* **Entries from a dataset**
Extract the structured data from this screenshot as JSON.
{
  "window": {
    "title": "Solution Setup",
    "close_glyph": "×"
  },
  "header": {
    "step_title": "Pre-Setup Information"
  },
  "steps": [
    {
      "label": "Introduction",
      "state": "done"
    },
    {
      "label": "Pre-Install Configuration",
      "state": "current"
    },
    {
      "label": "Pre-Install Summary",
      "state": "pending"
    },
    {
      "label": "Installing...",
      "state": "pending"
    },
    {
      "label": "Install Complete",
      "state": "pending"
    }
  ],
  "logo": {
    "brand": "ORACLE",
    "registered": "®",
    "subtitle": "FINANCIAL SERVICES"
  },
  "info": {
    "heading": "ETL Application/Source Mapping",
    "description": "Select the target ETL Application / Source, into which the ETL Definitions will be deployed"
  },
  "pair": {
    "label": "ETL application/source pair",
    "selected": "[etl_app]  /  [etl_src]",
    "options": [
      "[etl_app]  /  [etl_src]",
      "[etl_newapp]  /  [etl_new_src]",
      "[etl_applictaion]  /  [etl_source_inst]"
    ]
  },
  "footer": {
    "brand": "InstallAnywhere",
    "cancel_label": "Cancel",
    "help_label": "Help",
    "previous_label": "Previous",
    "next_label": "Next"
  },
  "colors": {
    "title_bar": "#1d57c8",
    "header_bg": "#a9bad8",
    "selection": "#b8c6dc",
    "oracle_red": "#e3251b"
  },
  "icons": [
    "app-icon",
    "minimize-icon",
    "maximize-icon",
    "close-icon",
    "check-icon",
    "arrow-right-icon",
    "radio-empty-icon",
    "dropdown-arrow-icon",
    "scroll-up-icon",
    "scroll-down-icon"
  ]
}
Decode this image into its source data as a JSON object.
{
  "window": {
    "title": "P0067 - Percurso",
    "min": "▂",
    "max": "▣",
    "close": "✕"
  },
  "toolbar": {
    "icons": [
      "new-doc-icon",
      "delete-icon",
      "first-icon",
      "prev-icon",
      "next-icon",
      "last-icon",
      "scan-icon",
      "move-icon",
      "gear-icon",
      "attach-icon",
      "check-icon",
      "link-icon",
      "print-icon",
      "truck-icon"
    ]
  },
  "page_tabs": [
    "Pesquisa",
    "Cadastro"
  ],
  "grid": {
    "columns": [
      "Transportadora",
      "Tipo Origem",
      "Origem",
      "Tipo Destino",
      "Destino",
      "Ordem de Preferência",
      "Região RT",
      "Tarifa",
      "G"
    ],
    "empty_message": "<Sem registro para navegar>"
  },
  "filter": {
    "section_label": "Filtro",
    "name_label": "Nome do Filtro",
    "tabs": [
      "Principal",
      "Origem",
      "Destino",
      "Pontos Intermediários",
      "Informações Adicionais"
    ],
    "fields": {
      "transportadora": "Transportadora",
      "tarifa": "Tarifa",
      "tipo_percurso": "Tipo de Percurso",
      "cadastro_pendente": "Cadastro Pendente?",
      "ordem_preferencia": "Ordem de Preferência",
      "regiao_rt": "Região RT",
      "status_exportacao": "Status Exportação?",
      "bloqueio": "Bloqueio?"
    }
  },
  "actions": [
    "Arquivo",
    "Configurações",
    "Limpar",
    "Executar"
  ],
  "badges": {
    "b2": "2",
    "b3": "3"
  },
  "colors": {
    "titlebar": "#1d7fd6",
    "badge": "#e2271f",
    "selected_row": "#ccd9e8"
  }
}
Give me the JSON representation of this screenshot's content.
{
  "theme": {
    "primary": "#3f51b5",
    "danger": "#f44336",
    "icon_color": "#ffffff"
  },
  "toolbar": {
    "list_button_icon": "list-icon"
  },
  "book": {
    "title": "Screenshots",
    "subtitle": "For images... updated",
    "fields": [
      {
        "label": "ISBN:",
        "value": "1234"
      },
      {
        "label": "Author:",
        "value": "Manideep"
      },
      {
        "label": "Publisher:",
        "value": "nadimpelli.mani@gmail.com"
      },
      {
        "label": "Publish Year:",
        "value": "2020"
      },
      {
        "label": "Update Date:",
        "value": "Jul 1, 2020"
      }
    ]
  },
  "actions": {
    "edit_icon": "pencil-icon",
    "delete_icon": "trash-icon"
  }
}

* **What needs to be done**
Transcribe every entry verbatim.

* **Result of this task**
Extract the structured data from this screenshot as JSON.
{
  "window": {
    "title": "Solution Setup",
    "close_glyph": "×"
  },
  "header": {
    "step_title": "Pre-Setup Information"
  },
  "steps": [
    {
      "label": "Introduction",
      "state": "done"
    },
    {
      "label": "Pre-Install Configuration",
      "state": "current"
    },
    {
      "label": "Pre-Install Summary",
      "state": "pending"
    },
    {
      "label": "Installing...",
      "state": "pending"
    },
    {
      "label": "Install Complete",
      "state": "pending"
    }
  ],
  "logo": {
    "brand": "ORACLE",
    "registered": "®",
    "subtitle": "FINANCIAL SERVICES"
  },
  "info": {
    "heading": "ETL Application/Source Mapping",
    "description": "Select the target ETL Application / Source, into which the ETL Definitions will be deployed"
  },
  "pair": {
    "label": "ETL application/source pair",
    "selected": "[etl_app]  /  [etl_src]",
    "options": [
      "[etl_app]  /  [etl_src]",
      "[etl_newapp]  /  [etl_new_src]",
      "[etl_applictaion]  /  [etl_source_inst]"
    ]
  },
  "footer": {
    "brand": "InstallAnywhere",
    "cancel_label": "Cancel",
    "help_label": "Help",
    "previous_label": "Previous",
    "next_label": "Next"
  },
  "colors": {
    "title_bar": "#1d57c8",
    "header_bg": "#a9bad8",
    "selection": "#b8c6dc",
    "oracle_red": "#e3251b"
  },
  "icons": [
    "app-icon",
    "minimize-icon",
    "maximize-icon",
    "close-icon",
    "check-icon",
    "arrow-right-icon",
    "radio-empty-icon",
    "dropdown-arrow-icon",
    "scroll-up-icon",
    "scroll-down-icon"
  ]
}
Decode this image into its source data as a JSON object.
{
  "window": {
    "title": "P0067 - Percurso",
    "min": "▂",
    "max": "▣",
    "close": "✕"
  },
  "toolbar": {
    "icons": [
      "new-doc-icon",
      "delete-icon",
      "first-icon",
      "prev-icon",
      "next-icon",
      "last-icon",
      "scan-icon",
      "move-icon",
      "gear-icon",
      "attach-icon",
      "check-icon",
      "link-icon",
      "print-icon",
      "truck-icon"
    ]
  },
  "page_tabs": [
    "Pesquisa",
    "Cadastro"
  ],
  "grid": {
    "columns": [
      "Transportadora",
      "Tipo Origem",
      "Origem",
      "Tipo Destino",
      "Destino",
      "Ordem de Preferência",
      "Região RT",
      "Tarifa",
      "G"
    ],
    "empty_message": "<Sem registro para navegar>"
  },
  "filter": {
    "section_label": "Filtro",
    "name_label": "Nome do Filtro",
    "tabs": [
      "Principal",
      "Origem",
      "Destino",
      "Pontos Intermediários",
      "Informações Adicionais"
    ],
    "fields": {
      "transportadora": "Transportadora",
      "tarifa": "Tarifa",
      "tipo_percurso": "Tipo de Percurso",
      "cadastro_pendente": "Cadastro Pendente?",
      "ordem_preferencia": "Ordem de Preferência",
      "regiao_rt": "Região RT",
      "status_exportacao": "Status Exportação?",
      "bloqueio": "Bloqueio?"
    }
  },
  "actions": [
    "Arquivo",
    "Configurações",
    "Limpar",
    "Executar"
  ],
  "badges": {
    "b2": "2",
    "b3": "3"
  },
  "colors": {
    "titlebar": "#1d7fd6",
    "badge": "#e2271f",
    "selected_row": "#ccd9e8"
  }
}
Give me the JSON representation of this screenshot's content.
{
  "theme": {
    "primary": "#3f51b5",
    "danger": "#f44336",
    "icon_color": "#ffffff"
  },
  "toolbar": {
    "list_button_icon": "list-icon"
  },
  "book": {
    "title": "Screenshots",
    "subtitle": "For images... updated",
    "fields": [
      {
        "label": "ISBN:",
        "value": "1234"
      },
      {
        "label": "Author:",
        "value": "Manideep"
      },
      {
        "label": "Publisher:",
        "value": "nadimpelli.mani@gmail.com"
      },
      {
        "label": "Publish Year:",
        "value": "2020"
      },
      {
        "label": "Update Date:",
        "value": "Jul 1, 2020"
      }
    ]
  },
  "actions": {
    "edit_icon": "pencil-icon",
    "delete_icon": "trash-icon"
  }
}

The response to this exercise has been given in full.